◆ **Required task**
Copy each line of the data below exactly, leaving out pictures.

[Stored dataset items]

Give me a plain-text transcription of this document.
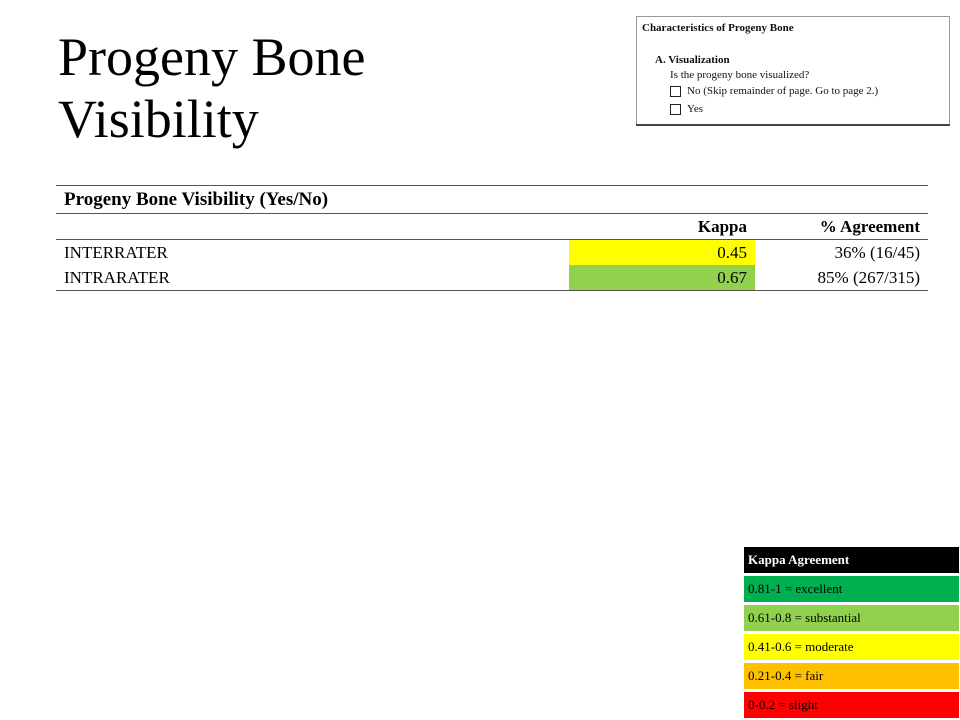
Progeny Bone Visibility
Characteristics of Progeny Bone
A. Visualization
Is the progeny bone visualized?
No (Skip remainder of page. Go to page 2.)
Yes
Progeny Bone Visibility (Yes/No)		
	Kappa	% Agreement
INTERRATER	0.45	36% (16/45)
INTRARATER	0.67	85% (267/315)
Kappa Agreement
0.81-1 = excellent
0.61-0.8 = substantial
0.41-0.6 = moderate
0.21-0.4 = fair
0-0.2 = slight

◆ **Answer to this task**
Give me a plain-text transcription of this document.
Progeny Bone Visibility
Characteristics of Progeny Bone
A. Visualization
Is the progeny bone visualized?
No (Skip remainder of page. Go to page 2.)
Yes
Progeny Bone Visibility (Yes/No)		
	Kappa	% Agreement
INTERRATER	0.45	36% (16/45)
INTRARATER	0.67	85% (267/315)
Kappa Agreement
0.81-1 = excellent
0.61-0.8 = substantial
0.41-0.6 = moderate
0.21-0.4 = fair
0-0.2 = slight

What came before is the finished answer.